● **RAW RECORDS**:
════════

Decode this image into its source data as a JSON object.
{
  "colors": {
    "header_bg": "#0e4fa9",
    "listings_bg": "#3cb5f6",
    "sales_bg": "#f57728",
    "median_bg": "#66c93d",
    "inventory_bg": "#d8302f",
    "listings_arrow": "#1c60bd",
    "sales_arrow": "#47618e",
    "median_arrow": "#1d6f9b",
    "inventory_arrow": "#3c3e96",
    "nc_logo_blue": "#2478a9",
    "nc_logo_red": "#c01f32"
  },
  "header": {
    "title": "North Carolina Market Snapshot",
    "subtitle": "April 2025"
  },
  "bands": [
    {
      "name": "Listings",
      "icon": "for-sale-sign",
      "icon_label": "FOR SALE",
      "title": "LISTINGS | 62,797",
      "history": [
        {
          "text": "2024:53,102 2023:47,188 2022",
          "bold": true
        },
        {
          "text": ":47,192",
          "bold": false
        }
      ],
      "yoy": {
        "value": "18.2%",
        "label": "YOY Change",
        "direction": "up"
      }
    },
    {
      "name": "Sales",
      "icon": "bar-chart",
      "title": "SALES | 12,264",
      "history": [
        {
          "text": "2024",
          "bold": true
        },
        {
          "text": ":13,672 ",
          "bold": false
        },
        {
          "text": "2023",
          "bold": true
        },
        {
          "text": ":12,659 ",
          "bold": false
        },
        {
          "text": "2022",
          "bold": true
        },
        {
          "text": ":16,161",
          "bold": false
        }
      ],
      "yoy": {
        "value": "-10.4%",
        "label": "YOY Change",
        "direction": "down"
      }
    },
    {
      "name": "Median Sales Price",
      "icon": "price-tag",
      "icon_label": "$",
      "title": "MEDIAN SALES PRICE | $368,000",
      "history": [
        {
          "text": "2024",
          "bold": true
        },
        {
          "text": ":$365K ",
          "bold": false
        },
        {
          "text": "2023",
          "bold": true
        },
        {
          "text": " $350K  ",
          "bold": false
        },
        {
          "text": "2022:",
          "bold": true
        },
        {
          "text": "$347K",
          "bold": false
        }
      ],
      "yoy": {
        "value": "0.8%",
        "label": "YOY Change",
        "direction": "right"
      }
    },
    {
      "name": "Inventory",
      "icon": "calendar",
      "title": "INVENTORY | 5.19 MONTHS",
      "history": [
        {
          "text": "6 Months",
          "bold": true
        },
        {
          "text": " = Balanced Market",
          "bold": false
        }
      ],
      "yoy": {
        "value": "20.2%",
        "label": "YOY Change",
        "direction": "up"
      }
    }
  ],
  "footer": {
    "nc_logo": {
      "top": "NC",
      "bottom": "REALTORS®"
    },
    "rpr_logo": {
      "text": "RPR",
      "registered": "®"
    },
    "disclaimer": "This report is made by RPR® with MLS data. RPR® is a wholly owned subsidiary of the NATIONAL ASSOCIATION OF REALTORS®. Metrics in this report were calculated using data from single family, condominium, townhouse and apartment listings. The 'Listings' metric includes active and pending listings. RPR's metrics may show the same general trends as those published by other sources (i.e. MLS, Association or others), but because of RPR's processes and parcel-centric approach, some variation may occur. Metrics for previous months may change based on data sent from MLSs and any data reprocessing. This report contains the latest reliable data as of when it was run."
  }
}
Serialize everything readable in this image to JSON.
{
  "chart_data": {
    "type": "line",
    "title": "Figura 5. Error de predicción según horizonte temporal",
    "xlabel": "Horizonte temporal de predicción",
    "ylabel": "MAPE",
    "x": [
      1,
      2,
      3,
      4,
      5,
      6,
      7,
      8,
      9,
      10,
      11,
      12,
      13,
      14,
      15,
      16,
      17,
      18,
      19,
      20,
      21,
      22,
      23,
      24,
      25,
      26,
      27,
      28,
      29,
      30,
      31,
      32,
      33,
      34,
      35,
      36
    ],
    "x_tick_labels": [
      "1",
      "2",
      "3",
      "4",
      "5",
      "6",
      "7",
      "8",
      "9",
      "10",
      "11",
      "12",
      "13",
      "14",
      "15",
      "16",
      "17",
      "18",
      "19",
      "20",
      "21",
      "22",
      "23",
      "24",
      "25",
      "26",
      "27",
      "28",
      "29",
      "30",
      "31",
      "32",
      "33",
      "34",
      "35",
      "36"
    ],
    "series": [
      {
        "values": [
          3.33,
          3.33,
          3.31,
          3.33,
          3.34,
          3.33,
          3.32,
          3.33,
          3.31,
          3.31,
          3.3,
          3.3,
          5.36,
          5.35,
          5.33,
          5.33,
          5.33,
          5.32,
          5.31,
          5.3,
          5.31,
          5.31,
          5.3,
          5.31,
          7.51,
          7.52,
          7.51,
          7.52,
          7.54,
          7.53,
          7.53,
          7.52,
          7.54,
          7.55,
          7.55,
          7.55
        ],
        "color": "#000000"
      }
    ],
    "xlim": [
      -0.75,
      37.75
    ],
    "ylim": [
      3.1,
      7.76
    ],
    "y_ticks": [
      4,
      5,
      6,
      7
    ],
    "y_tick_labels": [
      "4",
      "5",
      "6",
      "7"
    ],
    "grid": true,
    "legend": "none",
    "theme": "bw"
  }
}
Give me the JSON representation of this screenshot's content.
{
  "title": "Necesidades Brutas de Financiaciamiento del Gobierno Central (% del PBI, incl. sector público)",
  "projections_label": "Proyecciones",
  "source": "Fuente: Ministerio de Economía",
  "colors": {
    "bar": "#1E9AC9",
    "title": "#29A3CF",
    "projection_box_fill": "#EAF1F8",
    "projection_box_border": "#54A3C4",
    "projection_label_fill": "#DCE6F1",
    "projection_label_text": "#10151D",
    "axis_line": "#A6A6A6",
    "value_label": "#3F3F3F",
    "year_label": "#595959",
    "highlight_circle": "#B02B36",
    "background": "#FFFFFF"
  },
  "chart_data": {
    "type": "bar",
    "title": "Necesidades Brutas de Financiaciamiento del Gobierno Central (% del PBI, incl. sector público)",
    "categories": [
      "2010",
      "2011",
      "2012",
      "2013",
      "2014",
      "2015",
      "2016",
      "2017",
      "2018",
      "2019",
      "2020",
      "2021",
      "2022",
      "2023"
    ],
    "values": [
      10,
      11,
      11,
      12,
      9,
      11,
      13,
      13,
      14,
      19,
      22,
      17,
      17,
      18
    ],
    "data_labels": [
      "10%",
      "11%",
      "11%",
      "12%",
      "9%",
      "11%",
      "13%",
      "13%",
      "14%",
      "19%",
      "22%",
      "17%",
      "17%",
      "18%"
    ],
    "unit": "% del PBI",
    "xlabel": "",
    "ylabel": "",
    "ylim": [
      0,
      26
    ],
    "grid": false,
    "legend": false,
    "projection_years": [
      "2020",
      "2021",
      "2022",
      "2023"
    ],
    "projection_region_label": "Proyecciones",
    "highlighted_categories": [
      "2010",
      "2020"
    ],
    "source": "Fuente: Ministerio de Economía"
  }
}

════════

● **WHAT TO PRODUCE**:
The lines to quote run from the one containing "Give me the" through the final line of the material above; please give them exactly, both ends included, and nothing else.

● **RESULT OF THE EXERCISE**:
Give me the JSON representation of this screenshot's content.
{
  "title": "Necesidades Brutas de Financiaciamiento del Gobierno Central (% del PBI, incl. sector público)",
  "projections_label": "Proyecciones",
  "source": "Fuente: Ministerio de Economía",
  "colors": {
    "bar": "#1E9AC9",
    "title": "#29A3CF",
    "projection_box_fill": "#EAF1F8",
    "projection_box_border": "#54A3C4",
    "projection_label_fill": "#DCE6F1",
    "projection_label_text": "#10151D",
    "axis_line": "#A6A6A6",
    "value_label": "#3F3F3F",
    "year_label": "#595959",
    "highlight_circle": "#B02B36",
    "background": "#FFFFFF"
  },
  "chart_data": {
    "type": "bar",
    "title": "Necesidades Brutas de Financiaciamiento del Gobierno Central (% del PBI, incl. sector público)",
    "categories": [
      "2010",
      "2011",
      "2012",
      "2013",
      "2014",
      "2015",
      "2016",
      "2017",
      "2018",
      "2019",
      "2020",
      "2021",
      "2022",
      "2023"
    ],
    "values": [
      10,
      11,
      11,
      12,
      9,
      11,
      13,
      13,
      14,
      19,
      22,
      17,
      17,
      18
    ],
    "data_labels": [
      "10%",
      "11%",
      "11%",
      "12%",
      "9%",
      "11%",
      "13%",
      "13%",
      "14%",
      "19%",
      "22%",
      "17%",
      "17%",
      "18%"
    ],
    "unit": "% del PBI",
    "xlabel": "",
    "ylabel": "",
    "ylim": [
      0,
      26
    ],
    "grid": false,
    "legend": false,
    "projection_years": [
      "2020",
      "2021",
      "2022",
      "2023"
    ],
    "projection_region_label": "Proyecciones",
    "highlighted_categories": [
      "2010",
      "2020"
    ],
    "source": "Fuente: Ministerio de Economía"
  }
}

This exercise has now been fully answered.